(Instructions for the task):
Exactly as written, please set down all of the entries again, with no pictures.
# START OF Exercise inputs
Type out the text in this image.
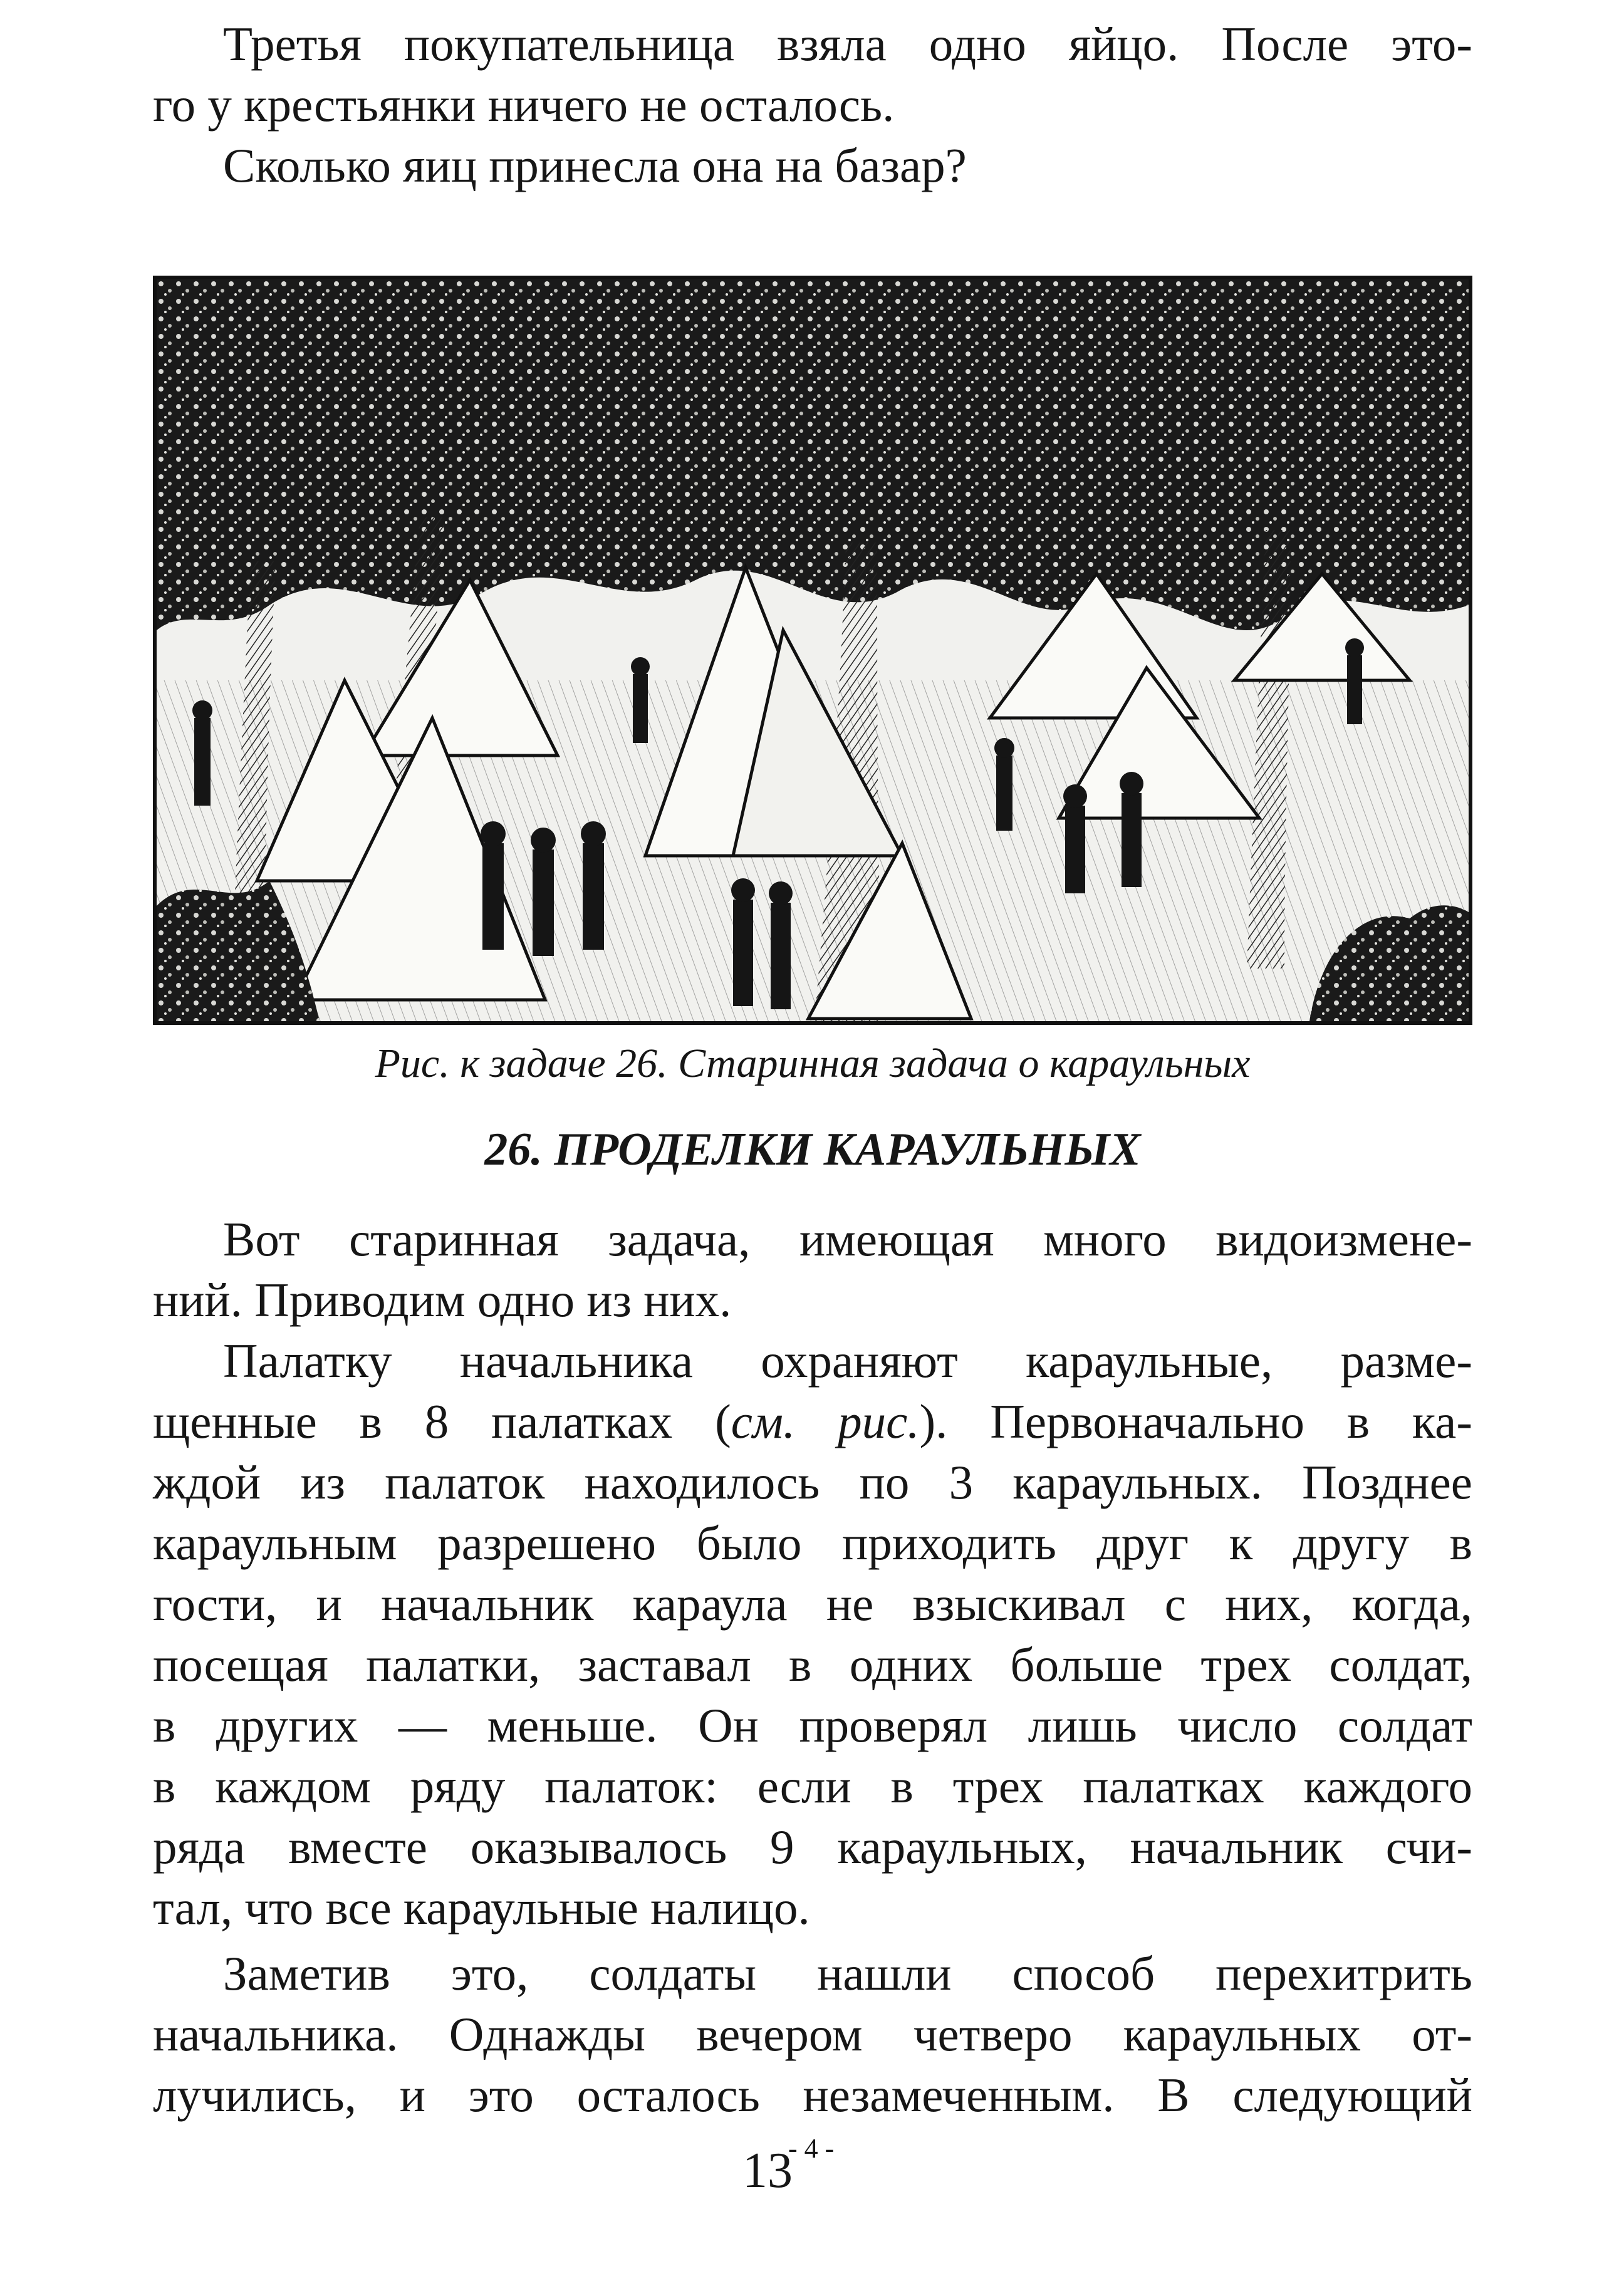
Третья покупательница взяла одно яйцо. После это-
го у крестьянки ничего не осталось.

Сколько яиц принесла она на базар?

Рис. к задаче 26. Старинная задача о караульных
26. ПРОДЕЛКИ КАРАУЛЬНЫХ

Вот старинная задача, имеющая много видоизмене-
ний. Приводим одно из них.

Палатку начальника охраняют караульные, разме-
щенные в 8 палатках (см. рис.). Первоначально в ка-
ждой из палаток находилось по 3 караульных. Позднее
караульным разрешено было приходить друг к другу в
гости, и начальник караула не взыскивал с них, когда,
посещая палатки, заставал в одних больше трех солдат,
в других — меньше. Он проверял лишь число солдат
в каждом ряду палаток: если в трех палатках каждого
ряда вместе оказывалось 9 караульных, начальник счи-
тал, что все караульные налицо.

Заметив это, солдаты нашли способ перехитрить
начальника. Однажды вечером четверо караульных от-
лучились, и это осталось незамеченным. В следующий

- 4 -
13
# END OF Exercise inputs
(Finished exercise):
Type out the text in this image.
Третья покупательница взяла одно яйцо. После это-
го у крестьянки ничего не осталось.

Сколько яиц принесла она на базар?

Рис. к задаче 26. Старинная задача о караульных
26. ПРОДЕЛКИ КАРАУЛЬНЫХ

Вот старинная задача, имеющая много видоизмене-
ний. Приводим одно из них.

Палатку начальника охраняют караульные, разме-
щенные в 8 палатках (см. рис.). Первоначально в ка-
ждой из палаток находилось по 3 караульных. Позднее
караульным разрешено было приходить друг к другу в
гости, и начальник караула не взыскивал с них, когда,
посещая палатки, заставал в одних больше трех солдат,
в других — меньше. Он проверял лишь число солдат
в каждом ряду палаток: если в трех палатках каждого
ряда вместе оказывалось 9 караульных, начальник счи-
тал, что все караульные налицо.

Заметив это, солдаты нашли способ перехитрить
начальника. Однажды вечером четверо караульных от-
лучились, и это осталось незамеченным. В следующий

- 4 -
13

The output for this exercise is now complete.